AVAILABLE DATA>
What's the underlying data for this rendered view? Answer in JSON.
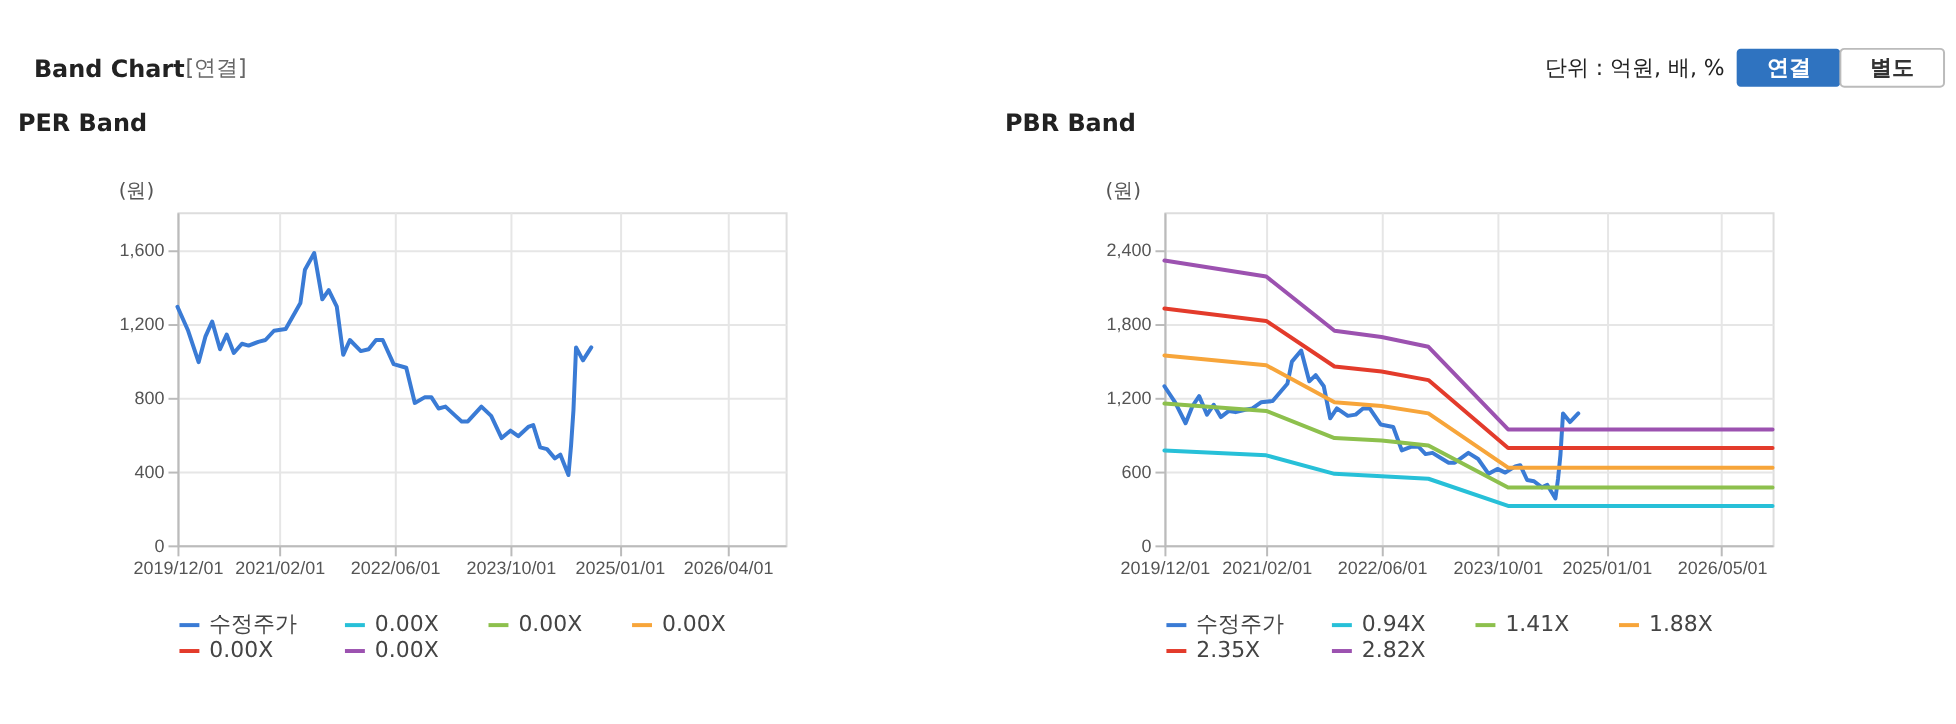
{
  "chart_data": [
    {
      "type": "line",
      "title": "PER Band",
      "ylabel": "(원)",
      "annotations": [
        "Band Chart",
        "[연결]",
        "단위 : 억원, 배, %",
        "연결",
        "별도"
      ],
      "xlim": [
        "2019-12-01",
        "2026-12-01"
      ],
      "xticks": [
        {
          "value": "2019-12-01",
          "label": "2019/12/01"
        },
        {
          "value": "2021-02-01",
          "label": "2021/02/01"
        },
        {
          "value": "2022-06-01",
          "label": "2022/06/01"
        },
        {
          "value": "2023-10-01",
          "label": "2023/10/01"
        },
        {
          "value": "2025-01-01",
          "label": "2025/01/01"
        },
        {
          "value": "2026-04-01",
          "label": "2026/04/01"
        }
      ],
      "ylim": [
        0,
        1800
      ],
      "yticks": [
        0,
        {
          "value": 400,
          "label": "400"
        },
        {
          "value": 800,
          "label": "800"
        },
        {
          "value": 1200,
          "label": "1,200"
        },
        {
          "value": 1600,
          "label": "1,600"
        }
      ],
      "grid": true,
      "legend": "bottom",
      "marker": "none",
      "line_style": "solid",
      "series": [
        {
          "name": "수정주가",
          "color": "#3a7bd5",
          "x": [
            "2019-12-01",
            "2020-01-15",
            "2020-02-28",
            "2020-03-28",
            "2020-04-25",
            "2020-05-28",
            "2020-06-25",
            "2020-07-25",
            "2020-08-28",
            "2020-09-25",
            "2020-11-05",
            "2020-12-05",
            "2021-01-10",
            "2021-02-28",
            "2021-05-01",
            "2021-05-20",
            "2021-06-28",
            "2021-08-01",
            "2021-08-28",
            "2021-10-01",
            "2021-10-28",
            "2021-11-25",
            "2022-01-10",
            "2022-02-12",
            "2022-03-15",
            "2022-04-12",
            "2022-05-28",
            "2022-07-20",
            "2022-08-25",
            "2022-10-05",
            "2022-11-03",
            "2022-12-03",
            "2023-01-01",
            "2023-02-12",
            "2023-03-10",
            "2023-04-05",
            "2023-06-01",
            "2023-07-12",
            "2023-08-25",
            "2023-10-01",
            "2023-11-03",
            "2023-12-15",
            "2024-01-05",
            "2024-02-03",
            "2024-03-03",
            "2024-04-05",
            "2024-04-28",
            "2024-06-01",
            "2024-06-12",
            "2024-06-22",
            "2024-07-03",
            "2024-08-01",
            "2024-09-05"
          ],
          "values": [
            1290,
            1160,
            990,
            1130,
            1210,
            1060,
            1140,
            1040,
            1090,
            1080,
            1100,
            1110,
            1160,
            1170,
            1310,
            1490,
            1580,
            1330,
            1380,
            1290,
            1030,
            1110,
            1050,
            1060,
            1110,
            1110,
            980,
            960,
            770,
            800,
            800,
            740,
            750,
            700,
            670,
            670,
            750,
            700,
            580,
            620,
            590,
            640,
            650,
            530,
            520,
            470,
            490,
            380,
            540,
            730,
            1070,
            1000,
            1070
          ]
        },
        {
          "name": "0.00X",
          "color": "#27c0d8"
        },
        {
          "name": "0.00X",
          "color": "#8dc04d"
        },
        {
          "name": "0.00X",
          "color": "#f7a53a"
        },
        {
          "name": "0.00X",
          "color": "#e33b2b"
        },
        {
          "name": "0.00X",
          "color": "#9c52b0"
        }
      ]
    },
    {
      "type": "line",
      "title": "PBR Band",
      "ylabel": "(원)",
      "xlim": [
        "2019-12-01",
        "2026-12-01"
      ],
      "xticks": [
        {
          "value": "2019-12-01",
          "label": "2019/12/01"
        },
        {
          "value": "2021-02-01",
          "label": "2021/02/01"
        },
        {
          "value": "2022-06-01",
          "label": "2022/06/01"
        },
        {
          "value": "2023-10-01",
          "label": "2023/10/01"
        },
        {
          "value": "2025-01-01",
          "label": "2025/01/01"
        },
        {
          "value": "2026-05-01",
          "label": "2026/05/01"
        }
      ],
      "ylim": [
        0,
        2700
      ],
      "yticks": [
        0,
        {
          "value": 600,
          "label": "600"
        },
        {
          "value": 1200,
          "label": "1,200"
        },
        {
          "value": 1800,
          "label": "1,800"
        },
        {
          "value": 2400,
          "label": "2,400"
        }
      ],
      "grid": true,
      "legend": "bottom",
      "marker": "none",
      "line_style": "solid",
      "series": [
        {
          "name": "수정주가",
          "color": "#3a7bd5",
          "x": [
            "2019-12-01",
            "2020-01-15",
            "2020-02-28",
            "2020-03-28",
            "2020-04-25",
            "2020-05-28",
            "2020-06-25",
            "2020-07-25",
            "2020-08-28",
            "2020-09-25",
            "2020-11-05",
            "2020-12-05",
            "2021-01-10",
            "2021-02-28",
            "2021-05-01",
            "2021-05-20",
            "2021-06-28",
            "2021-08-01",
            "2021-08-28",
            "2021-10-01",
            "2021-10-28",
            "2021-11-25",
            "2022-01-10",
            "2022-02-12",
            "2022-03-15",
            "2022-04-12",
            "2022-05-28",
            "2022-07-20",
            "2022-08-25",
            "2022-10-05",
            "2022-11-03",
            "2022-12-03",
            "2023-01-01",
            "2023-02-12",
            "2023-03-10",
            "2023-04-05",
            "2023-06-01",
            "2023-07-12",
            "2023-08-25",
            "2023-10-01",
            "2023-11-03",
            "2023-12-15",
            "2024-01-05",
            "2024-02-03",
            "2024-03-03",
            "2024-04-05",
            "2024-04-28",
            "2024-06-01",
            "2024-06-12",
            "2024-06-22",
            "2024-07-03",
            "2024-08-01",
            "2024-09-05"
          ],
          "values": [
            1290,
            1160,
            990,
            1130,
            1210,
            1060,
            1140,
            1040,
            1090,
            1080,
            1100,
            1110,
            1160,
            1170,
            1310,
            1490,
            1580,
            1330,
            1380,
            1290,
            1030,
            1110,
            1050,
            1060,
            1110,
            1110,
            980,
            960,
            770,
            800,
            800,
            740,
            750,
            700,
            670,
            670,
            750,
            700,
            580,
            620,
            590,
            640,
            650,
            530,
            520,
            470,
            490,
            380,
            540,
            730,
            1070,
            1000,
            1070
          ]
        },
        {
          "name": "0.94X",
          "color": "#27c0d8",
          "x": [
            "2019-12-01",
            "2021-02-01",
            "2021-11-15",
            "2022-06-01",
            "2022-12-15",
            "2023-11-15",
            "2026-12-01"
          ],
          "values": [
            770,
            730,
            580,
            560,
            540,
            320,
            320
          ]
        },
        {
          "name": "1.41X",
          "color": "#8dc04d",
          "x": [
            "2019-12-01",
            "2021-02-01",
            "2021-11-15",
            "2022-06-01",
            "2022-12-15",
            "2023-11-15",
            "2026-12-01"
          ],
          "values": [
            1150,
            1090,
            870,
            850,
            810,
            470,
            470
          ]
        },
        {
          "name": "1.88X",
          "color": "#f7a53a",
          "x": [
            "2019-12-01",
            "2021-02-01",
            "2021-11-15",
            "2022-06-01",
            "2022-12-15",
            "2023-11-15",
            "2026-12-01"
          ],
          "values": [
            1540,
            1460,
            1160,
            1130,
            1070,
            630,
            630
          ]
        },
        {
          "name": "2.35X",
          "color": "#e33b2b",
          "x": [
            "2019-12-01",
            "2021-02-01",
            "2021-11-15",
            "2022-06-01",
            "2022-12-15",
            "2023-11-15",
            "2026-12-01"
          ],
          "values": [
            1920,
            1820,
            1450,
            1410,
            1340,
            790,
            790
          ]
        },
        {
          "name": "2.82X",
          "color": "#9c52b0",
          "x": [
            "2019-12-01",
            "2021-02-01",
            "2021-11-15",
            "2022-06-01",
            "2022-12-15",
            "2023-11-15",
            "2026-12-01"
          ],
          "values": [
            2310,
            2180,
            1740,
            1690,
            1610,
            940,
            940
          ]
        }
      ]
    }
  ]
}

WHAT THE TASK ASKS>
Filter the listing above by the word "Band"; copy each line that passes.

THE OUTPUT>
      "title": "PER Band",
        "Band Chart",
      "title": "PBR Band",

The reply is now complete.